» Task goal
Extract every line that contains the string "whislo".

» Data supplied
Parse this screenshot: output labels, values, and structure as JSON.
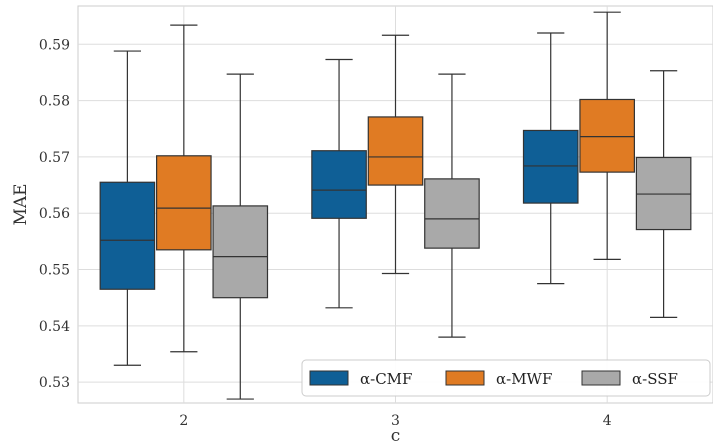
{
  "chart_data": {
    "type": "boxplot",
    "xlabel": "c",
    "ylabel": "MAE",
    "ylim": [
      0.5263,
      0.5968
    ],
    "yticks": [
      0.53,
      0.54,
      0.55,
      0.56,
      0.57,
      0.58,
      0.59
    ],
    "ytick_labels": [
      "0.53",
      "0.54",
      "0.55",
      "0.56",
      "0.57",
      "0.58",
      "0.59"
    ],
    "categories": [
      "2",
      "3",
      "4"
    ],
    "grid": true,
    "legend_position": "bottom-right",
    "series": [
      {
        "name": "α-CMF",
        "color": "#0f5f96",
        "boxes": [
          {
            "whislo": 0.533,
            "q1": 0.5465,
            "med": 0.5552,
            "q3": 0.5655,
            "whishi": 0.5888
          },
          {
            "whislo": 0.5432,
            "q1": 0.5591,
            "med": 0.5641,
            "q3": 0.5711,
            "whishi": 0.5873
          },
          {
            "whislo": 0.5475,
            "q1": 0.5618,
            "med": 0.5684,
            "q3": 0.5747,
            "whishi": 0.592
          }
        ]
      },
      {
        "name": "α-MWF",
        "color": "#e07b23",
        "boxes": [
          {
            "whislo": 0.5354,
            "q1": 0.5535,
            "med": 0.5609,
            "q3": 0.5702,
            "whishi": 0.5934
          },
          {
            "whislo": 0.5493,
            "q1": 0.565,
            "med": 0.57,
            "q3": 0.5771,
            "whishi": 0.5916
          },
          {
            "whislo": 0.5518,
            "q1": 0.5673,
            "med": 0.5736,
            "q3": 0.5802,
            "whishi": 0.5957
          }
        ]
      },
      {
        "name": "α-SSF",
        "color": "#a9a9a9",
        "boxes": [
          {
            "whislo": 0.527,
            "q1": 0.545,
            "med": 0.5523,
            "q3": 0.5613,
            "whishi": 0.5847
          },
          {
            "whislo": 0.538,
            "q1": 0.5538,
            "med": 0.559,
            "q3": 0.5661,
            "whishi": 0.5847
          },
          {
            "whislo": 0.5415,
            "q1": 0.5571,
            "med": 0.5634,
            "q3": 0.5699,
            "whishi": 0.5853
          }
        ]
      }
    ]
  }
}
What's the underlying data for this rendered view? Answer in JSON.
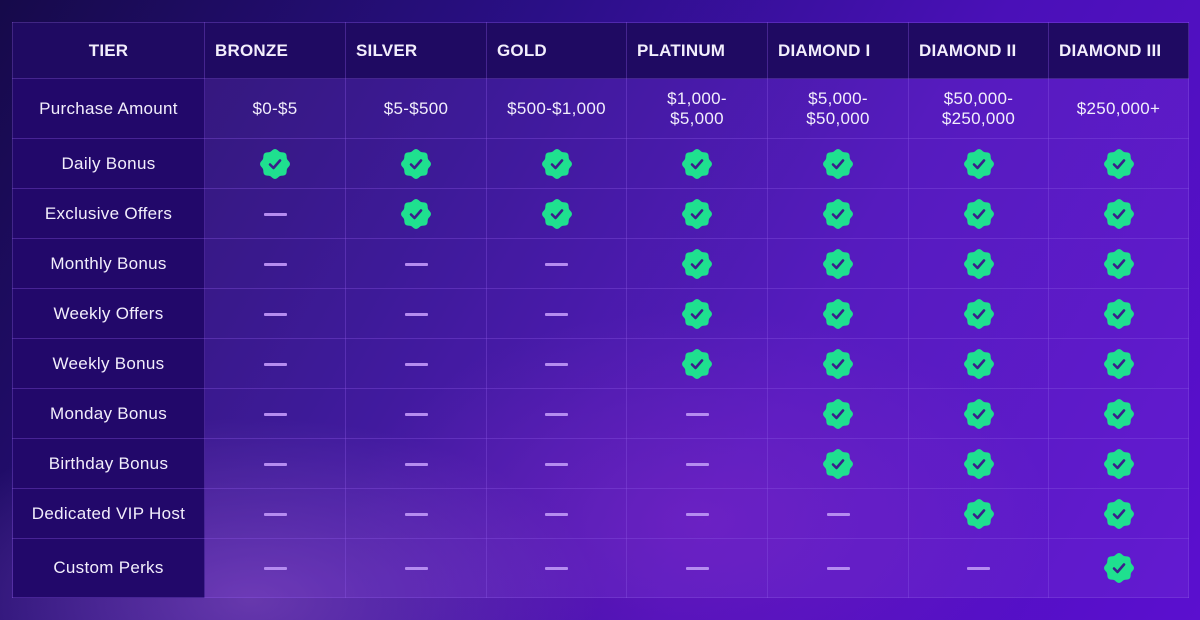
{
  "table": {
    "header": [
      "TIER",
      "BRONZE",
      "SILVER",
      "GOLD",
      "PLATINUM",
      "DIAMOND I",
      "DIAMOND II",
      "DIAMOND III"
    ],
    "purchase_row": {
      "label": "Purchase Amount",
      "values": [
        "$0-$5",
        "$5-$500",
        "$500-$1,000",
        "$1,000-\n$5,000",
        "$5,000-\n$50,000",
        "$50,000-\n$250,000",
        "$250,000+"
      ]
    },
    "feature_rows": [
      {
        "label": "Daily Bonus",
        "values": [
          true,
          true,
          true,
          true,
          true,
          true,
          true
        ]
      },
      {
        "label": "Exclusive Offers",
        "values": [
          false,
          true,
          true,
          true,
          true,
          true,
          true
        ]
      },
      {
        "label": "Monthly Bonus",
        "values": [
          false,
          false,
          false,
          true,
          true,
          true,
          true
        ]
      },
      {
        "label": "Weekly Offers",
        "values": [
          false,
          false,
          false,
          true,
          true,
          true,
          true
        ]
      },
      {
        "label": "Weekly Bonus",
        "values": [
          false,
          false,
          false,
          true,
          true,
          true,
          true
        ]
      },
      {
        "label": "Monday Bonus",
        "values": [
          false,
          false,
          false,
          false,
          true,
          true,
          true
        ]
      },
      {
        "label": "Birthday Bonus",
        "values": [
          false,
          false,
          false,
          false,
          true,
          true,
          true
        ]
      },
      {
        "label": "Dedicated VIP Host",
        "values": [
          false,
          false,
          false,
          false,
          false,
          true,
          true
        ]
      },
      {
        "label": "Custom Perks",
        "values": [
          false,
          false,
          false,
          false,
          false,
          false,
          true
        ]
      }
    ]
  },
  "icons": {
    "included": "check-badge-icon",
    "not_included": "dash-icon"
  },
  "colors": {
    "check_badge": "#1fe08f",
    "check_mark": "#3a1f8a",
    "dash": "#b58cf0",
    "header_bg": "#1f0a62",
    "label_bg": "#22086a"
  }
}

» Task answer
            "whislo": 0.533,
            "whislo": 0.5432,
            "whislo": 0.5475,
            "whislo": 0.5354,
            "whislo": 0.5493,
            "whislo": 0.5518,
            "whislo": 0.527,
            "whislo": 0.538,
            "whislo": 0.5415,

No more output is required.